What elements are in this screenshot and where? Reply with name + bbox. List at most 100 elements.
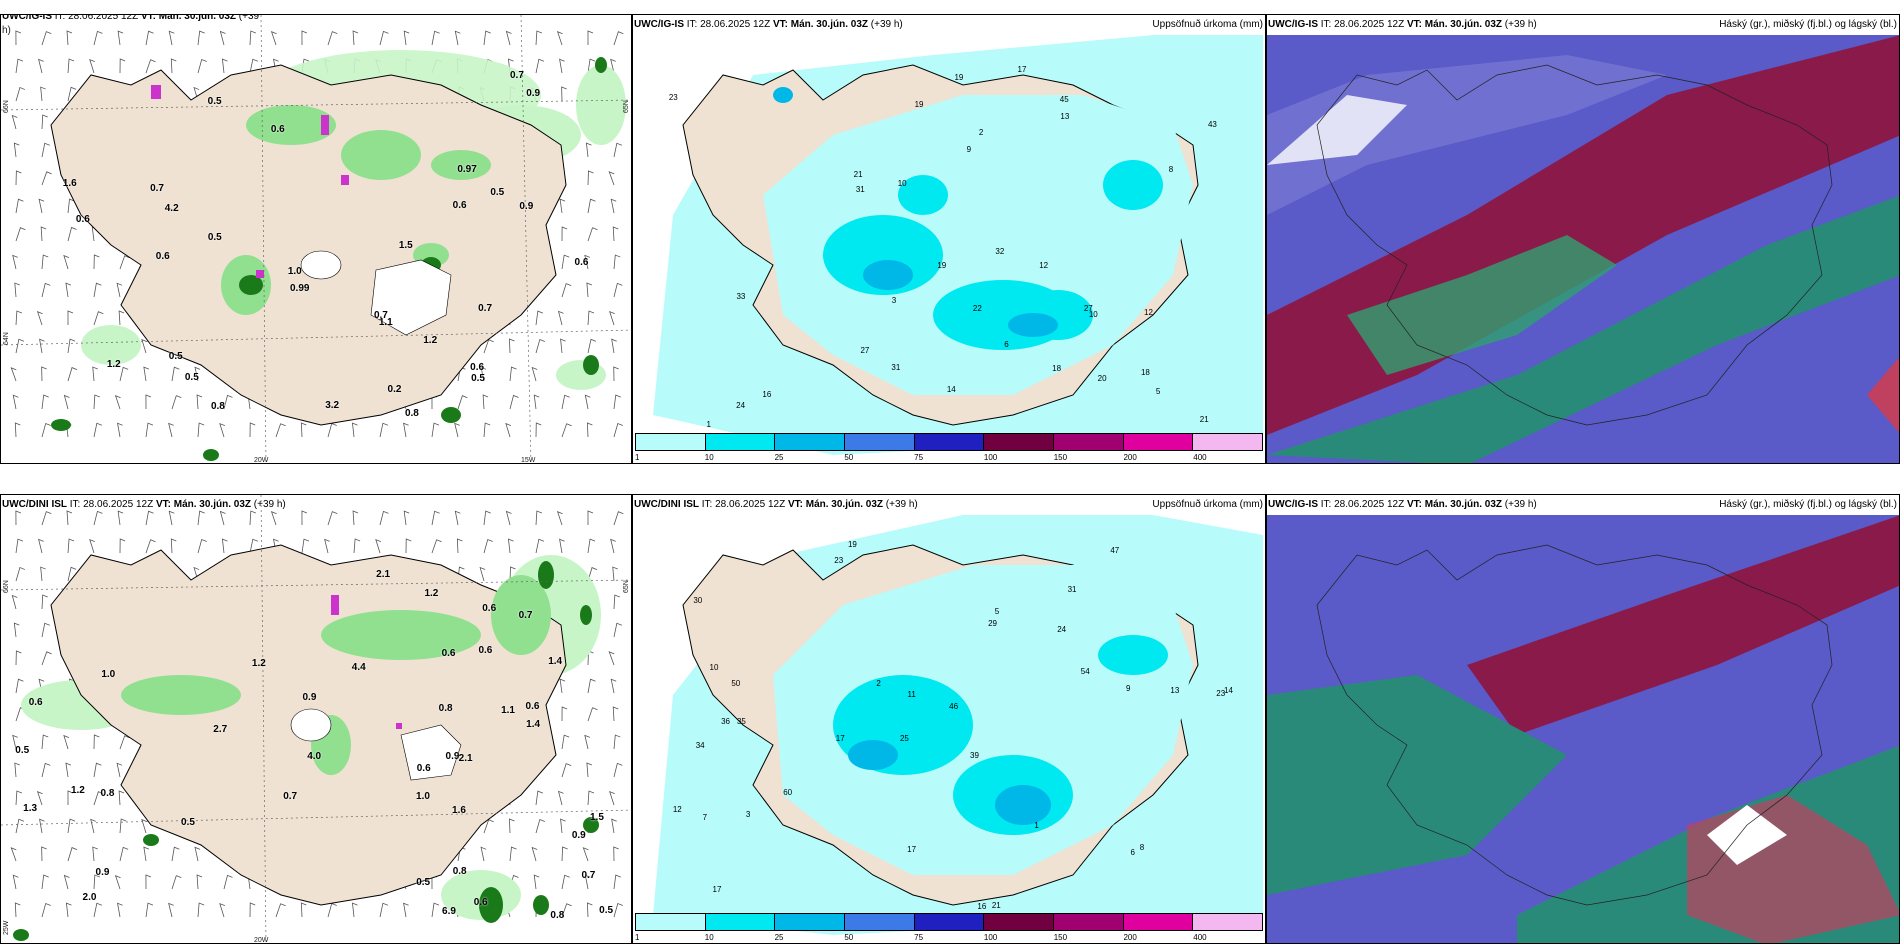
lon-label-20w: 20W: [254, 457, 269, 464]
value-label: 29: [988, 618, 998, 628]
value-label: 1.2: [423, 335, 438, 346]
value-label: 36: [721, 717, 731, 727]
legend-tick: 25: [774, 453, 784, 462]
value-label: 0.5: [207, 231, 222, 243]
legend-tick: 100: [983, 453, 998, 462]
value-label: 0.5: [416, 877, 431, 889]
value-label: 1.1: [378, 316, 393, 328]
lon-label-20w: 20W: [254, 937, 269, 944]
legend-tick: 50: [844, 933, 854, 942]
legend-tick: 75: [914, 453, 924, 462]
legend-swatch: [914, 913, 985, 931]
value-label: 0.9: [445, 750, 460, 762]
panel-header: UWC/IG-IS IT: 28.06.2025 12Z VT: Mán. 30…: [2, 14, 260, 22]
value-label: 0.8: [210, 400, 225, 412]
value-label: 18: [1140, 368, 1150, 378]
value-label: 39: [970, 750, 979, 760]
value-label: 21: [853, 169, 863, 179]
value-label: 0.7: [510, 69, 524, 81]
value-label: 1.1: [501, 704, 515, 716]
value-label: 16: [977, 901, 987, 911]
legend-swatch: [984, 913, 1055, 931]
value-label: 13: [1060, 112, 1070, 122]
value-label: 43: [1207, 120, 1217, 130]
legend-tick: 50: [844, 453, 854, 462]
value-label: 17: [1017, 65, 1027, 75]
legend-swatch: [775, 913, 846, 931]
value-label: 45: [1059, 94, 1069, 104]
value-label: 0.9: [519, 200, 534, 212]
legend-tick: 75: [914, 933, 924, 942]
value-label: 0.5: [599, 905, 614, 917]
value-label: 0.7: [283, 790, 298, 802]
value-label: 0.5: [207, 95, 222, 107]
value-label: 0.6: [441, 647, 456, 659]
value-label: 3.2: [325, 399, 340, 411]
value-label: 1.0: [416, 791, 430, 803]
lat-label-65n: 65N: [623, 100, 630, 113]
map-wind-precip: [1, 15, 631, 463]
value-label: 23: [668, 93, 678, 103]
panel-wind-precip-dini: UWC/DINI ISL IT: 28.06.2025 12Z VT: Mán.…: [0, 494, 632, 944]
value-label: 31: [891, 362, 901, 372]
map-clouds: [1267, 515, 1899, 943]
value-label: 0.6: [270, 124, 285, 136]
value-label: 0.6: [525, 701, 540, 712]
value-label: 33: [736, 291, 746, 301]
precip-heavy: [773, 87, 1058, 337]
legend-swatch: [1054, 913, 1124, 931]
value-label: 1.4: [548, 655, 563, 667]
value-label: 7: [702, 813, 708, 823]
value-label: 23: [834, 555, 844, 565]
value-label: 0.5: [15, 744, 30, 756]
value-label: 1.6: [452, 805, 466, 817]
value-label: 25: [899, 733, 909, 743]
legend-swatch: [635, 433, 706, 451]
legend-swatch: [635, 913, 706, 931]
value-label: 0.2: [387, 383, 402, 395]
legend-swatch: [1054, 433, 1124, 451]
legend-tick: 1: [635, 453, 640, 462]
value-label: 0.7: [373, 310, 388, 322]
legend-tick: 400: [1193, 933, 1207, 942]
lat-label-64n: 64N: [3, 332, 10, 345]
precip-legend-ticks: 1 10 25 50 75 100 150 200 400: [635, 933, 1263, 943]
legend-swatch: [845, 913, 915, 931]
value-label: 24: [736, 401, 746, 411]
value-label: 0.5: [471, 373, 485, 385]
legend-swatch: [705, 433, 776, 451]
value-label: 17: [907, 844, 917, 854]
value-label: 2.0: [82, 891, 97, 903]
value-label: 20: [1097, 373, 1107, 383]
value-label: 12: [1144, 308, 1153, 318]
value-label: 0.6: [473, 897, 488, 909]
value-label: 0.6: [75, 213, 90, 225]
value-label: 4.4: [351, 661, 366, 673]
value-label: 0.7: [581, 870, 596, 882]
map-wind-precip: [1, 495, 631, 943]
value-label: 0.8: [404, 407, 419, 419]
value-label: 14: [1224, 685, 1233, 695]
value-label: 0.6: [478, 645, 493, 657]
panel-header: UWC/IG-IS IT: 28.06.2025 12Z VT: Mán. 30…: [1268, 499, 1897, 510]
value-label: 32: [995, 246, 1005, 256]
value-label: 2.7: [213, 723, 228, 735]
legend-tick: 1: [635, 933, 640, 942]
value-label: 3: [745, 809, 751, 819]
value-label: 0.8: [452, 866, 467, 878]
value-label: 16: [762, 390, 772, 400]
iceland-land: [50, 64, 567, 426]
value-label: 1.3: [23, 802, 38, 814]
value-label: 47: [1110, 545, 1120, 555]
value-label: 27: [860, 346, 870, 356]
value-label: 0.6: [574, 257, 589, 269]
panel-header: UWC/IG-IS IT: 28.06.2025 12Z VT: Mán. 30…: [1268, 19, 1897, 30]
value-label: 46: [949, 701, 959, 711]
value-label: 0.9: [95, 867, 110, 879]
legend-swatch: [1123, 913, 1194, 931]
precip-legend-ticks: 1 10 25 50 75 100 150 200 400: [635, 453, 1263, 463]
value-label: 0.9: [571, 829, 586, 841]
legend-tick: 400: [1193, 453, 1207, 462]
panel-clouds-dini: UWC/IG-IS IT: 28.06.2025 12Z VT: Mán. 30…: [1266, 494, 1900, 944]
value-label: 9: [966, 144, 972, 154]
______________________________
* _OBJECTIVE_: Could you format every line of the items above as a Markdown table with the columns Row and Item line, numbering the rows in order? Skip blank lines and leave the pictures out.

* _SOLUTION TO THIS TASK_:
| Row | Item line |
|---|---|
| 1 | What elements are in this screenshot and where? Reply with name + bbox. List at most 100 elements. |
| 2 | lon-label-20w: 20W: [254, 457, 269, 464] |
| 3 | value-label: 29: [988, 618, 998, 628] |
| 4 | value-label: 1.2: [423, 335, 438, 346] |
| 5 | value-label: 36: [721, 717, 731, 727] |
| 6 | legend-tick: 25: [774, 453, 784, 462] |
| 7 | value-label: 0.5: [207, 231, 222, 243] |
| 8 | legend-tick: 100: [983, 453, 998, 462] |
| 9 | value-label: 0.5: [416, 877, 431, 889] |
| 10 | value-label: 1.1: [378, 316, 393, 328] |
| 11 | lon-label-20w: 20W: [254, 937, 269, 944] |
| 12 | legend-tick: 50: [844, 933, 854, 942] |
| 13 | legend-tick: 75: [914, 453, 924, 462] |
| 14 | legend-swatch: [914, 913, 985, 931] |
| 15 | value-label: 0.9: [445, 750, 460, 762] |
| 16 | panel-header: UWC/IG-IS IT: 28.06.2025 12Z VT: Mán. 30…: [2, 14, 260, 22] |
| 17 | value-label: 0.8: [210, 400, 225, 412] |
| 18 | value-label: 18: [1140, 368, 1150, 378] |
| 19 | value-label: 39: [970, 750, 979, 760] |
| 20 | value-label: 21: [853, 169, 863, 179] |
| 21 | value-label: 0.7: [510, 69, 524, 81] |
| 22 | value-label: 1.1: [501, 704, 515, 716] |
| 23 | value-label: 16: [977, 901, 987, 911] |
| 24 | legend-swatch: [984, 913, 1055, 931] |
| 25 | value-label: 13: [1060, 112, 1070, 122] |
| 26 | value-label: 43: [1207, 120, 1217, 130] |
| 27 | legend-tick: 50: [844, 453, 854, 462] |
| 28 | value-label: 17: [1017, 65, 1027, 75] |
| 29 | legend-swatch: [775, 913, 846, 931] |
| 30 | value-label: 45: [1059, 94, 1069, 104] |
| 31 | value-label: 0.9: [519, 200, 534, 212] |
| 32 | legend-tick: 75: [914, 933, 924, 942] |
| 33 | value-label: 0.5: [599, 905, 614, 917] |
| 34 | value-label: 0.7: [283, 790, 298, 802] |
| 35 | value-label: 0.5: [207, 95, 222, 107] |
| 36 | value-label: 0.6: [441, 647, 456, 659] |
| 37 | value-label: 3.2: [325, 399, 340, 411] |
| 38 | value-label: 1.0: [416, 791, 430, 803] |
| 39 | lat-label-65n: 65N: [623, 100, 630, 113] |
| 40 | map-wind-precip: [1, 15, 631, 463] |
| 41 | value-label: 23: [668, 93, 678, 103] |
| 42 | panel-wind-precip-dini: UWC/DINI ISL IT: 28.06.2025 12Z VT: Mán.…: [0, 494, 632, 944] |
| 43 | value-label: 31: [891, 362, 901, 372] |
| 44 | map-clouds: [1267, 515, 1899, 943] |
| 45 | value-label: 0.6: [270, 124, 285, 136] |
| 46 | value-label: 0.6: [525, 701, 540, 712] |
| 47 | value-label: 33: [736, 291, 746, 301] |
| 48 | precip-heavy: [773, 87, 1058, 337] |
| 49 | legend-swatch: [1054, 913, 1124, 931] |
| 50 | value-label: 1.4: [548, 655, 563, 667] |
| 51 | value-label: 7: [702, 813, 708, 823] |
| 52 | value-label: 23: [834, 555, 844, 565] |
| 53 | value-label: 0.5: [15, 744, 30, 756] |
| 54 | value-label: 1.6: [452, 805, 466, 817] |
| 55 | value-label: 25: [899, 733, 909, 743] |
| 56 | legend-swatch: [635, 433, 706, 451] |
| 57 | legend-swatch: [635, 913, 706, 931] |
| 58 | value-label: 0.2: [387, 383, 402, 395] |
| 59 | legend-swatch: [1054, 433, 1124, 451] |
| 60 | legend-tick: 1: [635, 453, 640, 462] |
| 61 | value-label: 0.7: [373, 310, 388, 322] |
| 62 | legend-tick: 400: [1193, 933, 1207, 942] |
| 63 | lat-label-64n: 64N: [3, 332, 10, 345] |
| 64 | precip-legend-ticks: 1 10 25 50 75 100 150 200 400: [635, 933, 1263, 943] |
| 65 | legend-swatch: [845, 913, 915, 931] |
| 66 | value-label: 24: [736, 401, 746, 411] |
| 67 | value-label: 0.5: [471, 373, 485, 385] |
| 68 | legend-swatch: [705, 433, 776, 451] |
| 69 | value-label: 17: [907, 844, 917, 854] |
| 70 | value-label: 2.0: [82, 891, 97, 903] |
| 71 | value-label: 20: [1097, 373, 1107, 383] |
| 72 | value-label: 12: [1144, 308, 1153, 318] |
| 73 | value-label: 0.6: [473, 897, 488, 909] |
| 74 | value-label: 0.6: [75, 213, 90, 225] |
| 75 | value-label: 4.4: [351, 661, 366, 673] |
| 76 | value-label: 0.7: [581, 870, 596, 882] |
| 77 | map-wind-precip: [1, 495, 631, 943] |
| 78 | value-label: 0.8: [404, 407, 419, 419] |
| 79 | value-label: 14: [1224, 685, 1233, 695] |
| 80 | value-label: 0.6: [478, 645, 493, 657] |
| 81 | panel-header: UWC/IG-IS IT: 28.06.2025 12Z VT: Mán. 30…: [1268, 499, 1897, 510] |
| 82 | value-label: 32: [995, 246, 1005, 256] |
| 83 | value-label: 2.7: [213, 723, 228, 735] |
| 84 | legend-tick: 1: [635, 933, 640, 942] |
| 85 | value-label: 3: [745, 809, 751, 819] |
| 86 | value-label: 0.8: [452, 866, 467, 878] |
| 87 | value-label: 16: [762, 390, 772, 400] |
| 88 | iceland-land: [50, 64, 567, 426] |
| 89 | value-label: 1.3: [23, 802, 38, 814] |
| 90 | value-label: 47: [1110, 545, 1120, 555] |
| 91 | value-label: 27: [860, 346, 870, 356] |
| 92 | value-label: 0.6: [574, 257, 589, 269] |
| 93 | panel-header: UWC/IG-IS IT: 28.06.2025 12Z VT: Mán. 30…: [1268, 19, 1897, 30] |
| 94 | value-label: 46: [949, 701, 959, 711] |
| 95 | value-label: 0.9: [95, 867, 110, 879] |
| 96 | legend-swatch: [1123, 913, 1194, 931] |
| 97 | precip-legend-ticks: 1 10 25 50 75 100 150 200 400: [635, 453, 1263, 463] |
| 98 | value-label: 0.9: [571, 829, 586, 841] |
| 99 | legend-tick: 400: [1193, 453, 1207, 462] |
| 100 | panel-clouds-dini: UWC/IG-IS IT: 28.06.2025 12Z VT: Mán. 30…: [1266, 494, 1900, 944] |
| 101 | value-label: 9: [966, 144, 972, 154] |